Extracted information
########################################

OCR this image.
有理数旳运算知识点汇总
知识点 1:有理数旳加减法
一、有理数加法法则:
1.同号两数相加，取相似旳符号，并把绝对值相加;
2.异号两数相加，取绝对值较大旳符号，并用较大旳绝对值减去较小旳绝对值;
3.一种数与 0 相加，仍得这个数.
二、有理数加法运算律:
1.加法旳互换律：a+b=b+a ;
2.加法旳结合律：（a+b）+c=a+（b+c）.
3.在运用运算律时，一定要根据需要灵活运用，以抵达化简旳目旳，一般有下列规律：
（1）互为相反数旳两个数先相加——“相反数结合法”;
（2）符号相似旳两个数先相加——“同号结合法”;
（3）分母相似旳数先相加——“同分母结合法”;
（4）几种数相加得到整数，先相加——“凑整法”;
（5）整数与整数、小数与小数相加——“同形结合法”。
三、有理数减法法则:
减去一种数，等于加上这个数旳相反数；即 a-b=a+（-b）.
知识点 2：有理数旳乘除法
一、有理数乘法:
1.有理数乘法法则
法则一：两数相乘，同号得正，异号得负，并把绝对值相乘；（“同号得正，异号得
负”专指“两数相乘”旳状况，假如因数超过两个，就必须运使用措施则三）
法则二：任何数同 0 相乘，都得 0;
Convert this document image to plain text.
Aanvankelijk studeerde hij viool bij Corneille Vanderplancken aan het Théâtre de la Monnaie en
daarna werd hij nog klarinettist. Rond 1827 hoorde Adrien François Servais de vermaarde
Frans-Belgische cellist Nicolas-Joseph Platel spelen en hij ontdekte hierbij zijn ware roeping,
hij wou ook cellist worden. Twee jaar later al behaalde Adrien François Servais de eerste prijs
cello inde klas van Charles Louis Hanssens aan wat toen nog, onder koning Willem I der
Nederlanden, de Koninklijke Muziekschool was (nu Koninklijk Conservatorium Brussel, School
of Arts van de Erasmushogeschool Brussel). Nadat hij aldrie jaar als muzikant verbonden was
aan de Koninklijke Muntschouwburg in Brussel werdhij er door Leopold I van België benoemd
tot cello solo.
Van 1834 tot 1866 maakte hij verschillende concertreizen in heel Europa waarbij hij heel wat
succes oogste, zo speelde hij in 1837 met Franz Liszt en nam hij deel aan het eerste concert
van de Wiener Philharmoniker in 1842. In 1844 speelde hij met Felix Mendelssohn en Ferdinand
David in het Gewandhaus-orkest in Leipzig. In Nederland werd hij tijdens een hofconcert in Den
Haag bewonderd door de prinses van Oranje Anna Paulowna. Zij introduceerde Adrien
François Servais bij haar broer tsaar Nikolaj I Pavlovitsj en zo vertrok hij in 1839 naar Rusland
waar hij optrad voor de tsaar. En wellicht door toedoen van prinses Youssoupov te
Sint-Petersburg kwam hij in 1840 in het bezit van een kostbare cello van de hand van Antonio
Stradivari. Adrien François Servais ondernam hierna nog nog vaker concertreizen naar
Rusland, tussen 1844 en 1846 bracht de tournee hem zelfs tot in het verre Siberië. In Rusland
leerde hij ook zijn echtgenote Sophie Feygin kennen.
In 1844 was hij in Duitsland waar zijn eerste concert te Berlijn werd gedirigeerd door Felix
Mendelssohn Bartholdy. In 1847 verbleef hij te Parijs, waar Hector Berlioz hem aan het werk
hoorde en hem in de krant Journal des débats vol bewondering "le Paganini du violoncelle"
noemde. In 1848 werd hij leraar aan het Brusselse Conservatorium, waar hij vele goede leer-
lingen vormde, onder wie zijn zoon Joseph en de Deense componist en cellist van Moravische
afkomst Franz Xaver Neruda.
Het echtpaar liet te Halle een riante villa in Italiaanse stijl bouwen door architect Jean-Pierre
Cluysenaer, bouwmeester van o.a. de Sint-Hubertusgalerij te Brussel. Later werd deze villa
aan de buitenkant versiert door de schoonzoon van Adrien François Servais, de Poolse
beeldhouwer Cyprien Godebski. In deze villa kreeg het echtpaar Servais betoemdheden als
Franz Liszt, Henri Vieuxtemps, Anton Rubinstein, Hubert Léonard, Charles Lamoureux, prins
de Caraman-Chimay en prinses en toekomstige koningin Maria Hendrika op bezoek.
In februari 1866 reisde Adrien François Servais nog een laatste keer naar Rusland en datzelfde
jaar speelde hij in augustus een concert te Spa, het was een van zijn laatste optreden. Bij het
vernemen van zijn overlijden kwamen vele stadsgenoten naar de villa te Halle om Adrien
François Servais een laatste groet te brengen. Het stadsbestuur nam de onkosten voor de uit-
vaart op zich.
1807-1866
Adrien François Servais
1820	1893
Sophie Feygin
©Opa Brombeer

########################################

Task directions
From the listing above, extract every line exactly as it stands.

Worked solution
OCR this image.
有理数旳运算知识点汇总
知识点 1:有理数旳加减法
一、有理数加法法则:
1.同号两数相加，取相似旳符号，并把绝对值相加;
2.异号两数相加，取绝对值较大旳符号，并用较大旳绝对值减去较小旳绝对值;
3.一种数与 0 相加，仍得这个数.
二、有理数加法运算律:
1.加法旳互换律：a+b=b+a ;
2.加法旳结合律：（a+b）+c=a+（b+c）.
3.在运用运算律时，一定要根据需要灵活运用，以抵达化简旳目旳，一般有下列规律：
（1）互为相反数旳两个数先相加——“相反数结合法”;
（2）符号相似旳两个数先相加——“同号结合法”;
（3）分母相似旳数先相加——“同分母结合法”;
（4）几种数相加得到整数，先相加——“凑整法”;
（5）整数与整数、小数与小数相加——“同形结合法”。
三、有理数减法法则:
减去一种数，等于加上这个数旳相反数；即 a-b=a+（-b）.
知识点 2：有理数旳乘除法
一、有理数乘法:
1.有理数乘法法则
法则一：两数相乘，同号得正，异号得负，并把绝对值相乘；（“同号得正，异号得
负”专指“两数相乘”旳状况，假如因数超过两个，就必须运使用措施则三）
法则二：任何数同 0 相乘，都得 0;
Convert this document image to plain text.
Aanvankelijk studeerde hij viool bij Corneille Vanderplancken aan het Théâtre de la Monnaie en
daarna werd hij nog klarinettist. Rond 1827 hoorde Adrien François Servais de vermaarde
Frans-Belgische cellist Nicolas-Joseph Platel spelen en hij ontdekte hierbij zijn ware roeping,
hij wou ook cellist worden. Twee jaar later al behaalde Adrien François Servais de eerste prijs
cello inde klas van Charles Louis Hanssens aan wat toen nog, onder koning Willem I der
Nederlanden, de Koninklijke Muziekschool was (nu Koninklijk Conservatorium Brussel, School
of Arts van de Erasmushogeschool Brussel). Nadat hij aldrie jaar als muzikant verbonden was
aan de Koninklijke Muntschouwburg in Brussel werdhij er door Leopold I van België benoemd
tot cello solo.
Van 1834 tot 1866 maakte hij verschillende concertreizen in heel Europa waarbij hij heel wat
succes oogste, zo speelde hij in 1837 met Franz Liszt en nam hij deel aan het eerste concert
van de Wiener Philharmoniker in 1842. In 1844 speelde hij met Felix Mendelssohn en Ferdinand
David in het Gewandhaus-orkest in Leipzig. In Nederland werd hij tijdens een hofconcert in Den
Haag bewonderd door de prinses van Oranje Anna Paulowna. Zij introduceerde Adrien
François Servais bij haar broer tsaar Nikolaj I Pavlovitsj en zo vertrok hij in 1839 naar Rusland
waar hij optrad voor de tsaar. En wellicht door toedoen van prinses Youssoupov te
Sint-Petersburg kwam hij in 1840 in het bezit van een kostbare cello van de hand van Antonio
Stradivari. Adrien François Servais ondernam hierna nog nog vaker concertreizen naar
Rusland, tussen 1844 en 1846 bracht de tournee hem zelfs tot in het verre Siberië. In Rusland
leerde hij ook zijn echtgenote Sophie Feygin kennen.
In 1844 was hij in Duitsland waar zijn eerste concert te Berlijn werd gedirigeerd door Felix
Mendelssohn Bartholdy. In 1847 verbleef hij te Parijs, waar Hector Berlioz hem aan het werk
hoorde en hem in de krant Journal des débats vol bewondering "le Paganini du violoncelle"
noemde. In 1848 werd hij leraar aan het Brusselse Conservatorium, waar hij vele goede leer-
lingen vormde, onder wie zijn zoon Joseph en de Deense componist en cellist van Moravische
afkomst Franz Xaver Neruda.
Het echtpaar liet te Halle een riante villa in Italiaanse stijl bouwen door architect Jean-Pierre
Cluysenaer, bouwmeester van o.a. de Sint-Hubertusgalerij te Brussel. Later werd deze villa
aan de buitenkant versiert door de schoonzoon van Adrien François Servais, de Poolse
beeldhouwer Cyprien Godebski. In deze villa kreeg het echtpaar Servais betoemdheden als
Franz Liszt, Henri Vieuxtemps, Anton Rubinstein, Hubert Léonard, Charles Lamoureux, prins
de Caraman-Chimay en prinses en toekomstige koningin Maria Hendrika op bezoek.
In februari 1866 reisde Adrien François Servais nog een laatste keer naar Rusland en datzelfde
jaar speelde hij in augustus een concert te Spa, het was een van zijn laatste optreden. Bij het
vernemen van zijn overlijden kwamen vele stadsgenoten naar de villa te Halle om Adrien
François Servais een laatste groet te brengen. Het stadsbestuur nam de onkosten voor de uit-
vaart op zich.
1807-1866
Adrien François Servais
1820	1893
Sophie Feygin
©Opa Brombeer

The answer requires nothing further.